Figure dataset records
•••

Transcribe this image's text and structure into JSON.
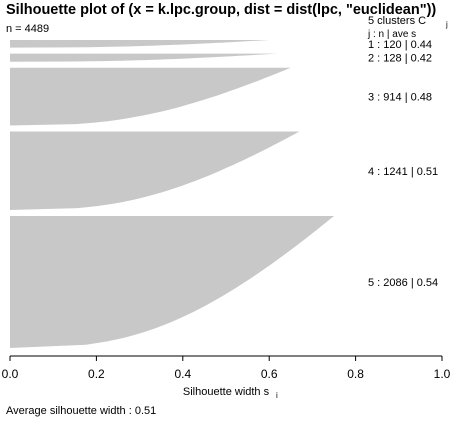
{
  "chart_data": {
    "type": "bar",
    "title": "Silhouette plot of (x = k.lpc.group, dist = dist(lpc, \"euclidean\"))",
    "n_label": "n = 4489",
    "xlabel": "Silhouette width s",
    "xlabel_sub": "i",
    "xlim": [
      0,
      1
    ],
    "x_ticks": [
      "0.0",
      "0.2",
      "0.4",
      "0.6",
      "0.8",
      "1.0"
    ],
    "x_tick_values": [
      0,
      0.2,
      0.4,
      0.6,
      0.8,
      1.0
    ],
    "legend_header": "5  clusters  C",
    "legend_header_sub": "j",
    "legend_cols": "j :  n  | ave    s",
    "clusters": [
      {
        "j": 1,
        "n": 120,
        "ave": 0.44,
        "max": 0.6,
        "label": "1 :   120  |  0.44"
      },
      {
        "j": 2,
        "n": 128,
        "ave": 0.42,
        "max": 0.62,
        "label": "2 :   128  |  0.42"
      },
      {
        "j": 3,
        "n": 914,
        "ave": 0.48,
        "max": 0.65,
        "label": "3 :   914  |  0.48"
      },
      {
        "j": 4,
        "n": 1241,
        "ave": 0.51,
        "max": 0.67,
        "label": "4 :   1241  |  0.51"
      },
      {
        "j": 5,
        "n": 2086,
        "ave": 0.54,
        "max": 0.75,
        "label": "5 :   2086  |  0.54"
      }
    ],
    "average_label": "Average silhouette width :  0.51",
    "average": 0.51,
    "bar_color": "#c8c8c8"
  }
}
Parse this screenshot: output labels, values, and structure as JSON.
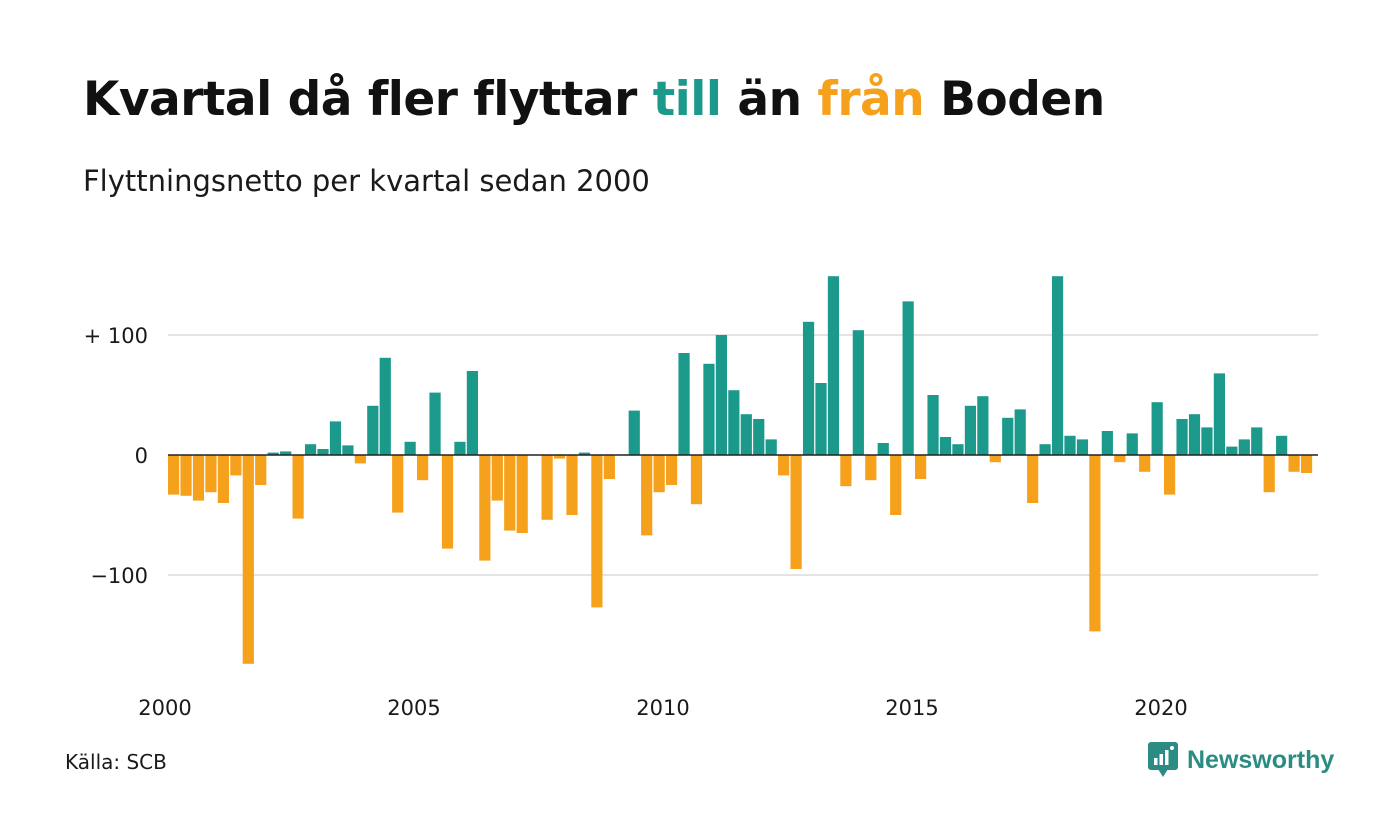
{
  "title": {
    "part1": "Kvartal då fler flyttar ",
    "highlight_in": "till",
    "part2": " än ",
    "highlight_out": "från",
    "part3": " Boden"
  },
  "subtitle": "Flyttningsnetto per kvartal sedan 2000",
  "source": "Källa: SCB",
  "logo": {
    "text": "Newsworthy",
    "icon": "chart-bubble-icon"
  },
  "colors": {
    "positive": "#1b998b",
    "negative": "#f5a11c",
    "grid": "#e3e3e3",
    "zero": "#222222"
  },
  "chart_data": {
    "type": "bar",
    "x_start": "2000 Q1",
    "ylim": [
      -180,
      150
    ],
    "yticks": [
      {
        "value": 100,
        "label": "+ 100"
      },
      {
        "value": 0,
        "label": "0"
      },
      {
        "value": -100,
        "label": "−100"
      }
    ],
    "xticks": [
      {
        "quarter_index": 0,
        "label": "2000"
      },
      {
        "quarter_index": 20,
        "label": "2005"
      },
      {
        "quarter_index": 40,
        "label": "2010"
      },
      {
        "quarter_index": 60,
        "label": "2015"
      },
      {
        "quarter_index": 80,
        "label": "2020"
      }
    ],
    "grid": true,
    "legend": "none",
    "values": [
      -33,
      -34,
      -38,
      -31,
      -40,
      -17,
      -174,
      -25,
      2,
      3,
      -53,
      9,
      5,
      28,
      8,
      -7,
      41,
      81,
      -48,
      11,
      -21,
      52,
      -78,
      11,
      70,
      -88,
      -38,
      -63,
      -65,
      0,
      -54,
      -3,
      -50,
      2,
      -127,
      -20,
      0,
      37,
      -67,
      -31,
      -25,
      85,
      -41,
      76,
      100,
      54,
      34,
      30,
      13,
      -17,
      -95,
      111,
      60,
      149,
      -26,
      104,
      -21,
      10,
      -50,
      128,
      -20,
      50,
      15,
      9,
      41,
      49,
      -6,
      31,
      38,
      -40,
      9,
      149,
      16,
      13,
      -147,
      20,
      -6,
      18,
      -14,
      44,
      -33,
      30,
      34,
      23,
      68,
      7,
      13,
      23,
      -31,
      16,
      -14,
      -15
    ]
  }
}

•••

WRITTEN PROBLEM: Reproduce each line of the records exactly, and omit every picture.

TASK SOLUTION:
Transcribe this image's text and structure into JSON.
{
  "chart_data": {
    "type": "bar",
    "title": "Silhouette plot of (x = k.lpc.group, dist = dist(lpc, \"euclidean\"))",
    "n_label": "n = 4489",
    "xlabel": "Silhouette width s",
    "xlabel_sub": "i",
    "xlim": [
      0,
      1
    ],
    "x_ticks": [
      "0.0",
      "0.2",
      "0.4",
      "0.6",
      "0.8",
      "1.0"
    ],
    "x_tick_values": [
      0,
      0.2,
      0.4,
      0.6,
      0.8,
      1.0
    ],
    "legend_header": "5  clusters  C",
    "legend_header_sub": "j",
    "legend_cols": "j :  n  | ave    s",
    "clusters": [
      {
        "j": 1,
        "n": 120,
        "ave": 0.44,
        "max": 0.6,
        "label": "1 :   120  |  0.44"
      },
      {
        "j": 2,
        "n": 128,
        "ave": 0.42,
        "max": 0.62,
        "label": "2 :   128  |  0.42"
      },
      {
        "j": 3,
        "n": 914,
        "ave": 0.48,
        "max": 0.65,
        "label": "3 :   914  |  0.48"
      },
      {
        "j": 4,
        "n": 1241,
        "ave": 0.51,
        "max": 0.67,
        "label": "4 :   1241  |  0.51"
      },
      {
        "j": 5,
        "n": 2086,
        "ave": 0.54,
        "max": 0.75,
        "label": "5 :   2086  |  0.54"
      }
    ],
    "average_label": "Average silhouette width :  0.51",
    "average": 0.51,
    "bar_color": "#c8c8c8"
  }
}
Parse this screenshot: output labels, values, and structure as JSON.
{
  "title": {
    "part1": "Kvartal då fler flyttar ",
    "highlight_in": "till",
    "part2": " än ",
    "highlight_out": "från",
    "part3": " Boden"
  },
  "subtitle": "Flyttningsnetto per kvartal sedan 2000",
  "source": "Källa: SCB",
  "logo": {
    "text": "Newsworthy",
    "icon": "chart-bubble-icon"
  },
  "colors": {
    "positive": "#1b998b",
    "negative": "#f5a11c",
    "grid": "#e3e3e3",
    "zero": "#222222"
  },
  "chart_data": {
    "type": "bar",
    "x_start": "2000 Q1",
    "ylim": [
      -180,
      150
    ],
    "yticks": [
      {
        "value": 100,
        "label": "+ 100"
      },
      {
        "value": 0,
        "label": "0"
      },
      {
        "value": -100,
        "label": "−100"
      }
    ],
    "xticks": [
      {
        "quarter_index": 0,
        "label": "2000"
      },
      {
        "quarter_index": 20,
        "label": "2005"
      },
      {
        "quarter_index": 40,
        "label": "2010"
      },
      {
        "quarter_index": 60,
        "label": "2015"
      },
      {
        "quarter_index": 80,
        "label": "2020"
      }
    ],
    "grid": true,
    "legend": "none",
    "values": [
      -33,
      -34,
      -38,
      -31,
      -40,
      -17,
      -174,
      -25,
      2,
      3,
      -53,
      9,
      5,
      28,
      8,
      -7,
      41,
      81,
      -48,
      11,
      -21,
      52,
      -78,
      11,
      70,
      -88,
      -38,
      -63,
      -65,
      0,
      -54,
      -3,
      -50,
      2,
      -127,
      -20,
      0,
      37,
      -67,
      -31,
      -25,
      85,
      -41,
      76,
      100,
      54,
      34,
      30,
      13,
      -17,
      -95,
      111,
      60,
      149,
      -26,
      104,
      -21,
      10,
      -50,
      128,
      -20,
      50,
      15,
      9,
      41,
      49,
      -6,
      31,
      38,
      -40,
      9,
      149,
      16,
      13,
      -147,
      20,
      -6,
      18,
      -14,
      44,
      -33,
      30,
      34,
      23,
      68,
      7,
      13,
      23,
      -31,
      16,
      -14,
      -15
    ]
  }
}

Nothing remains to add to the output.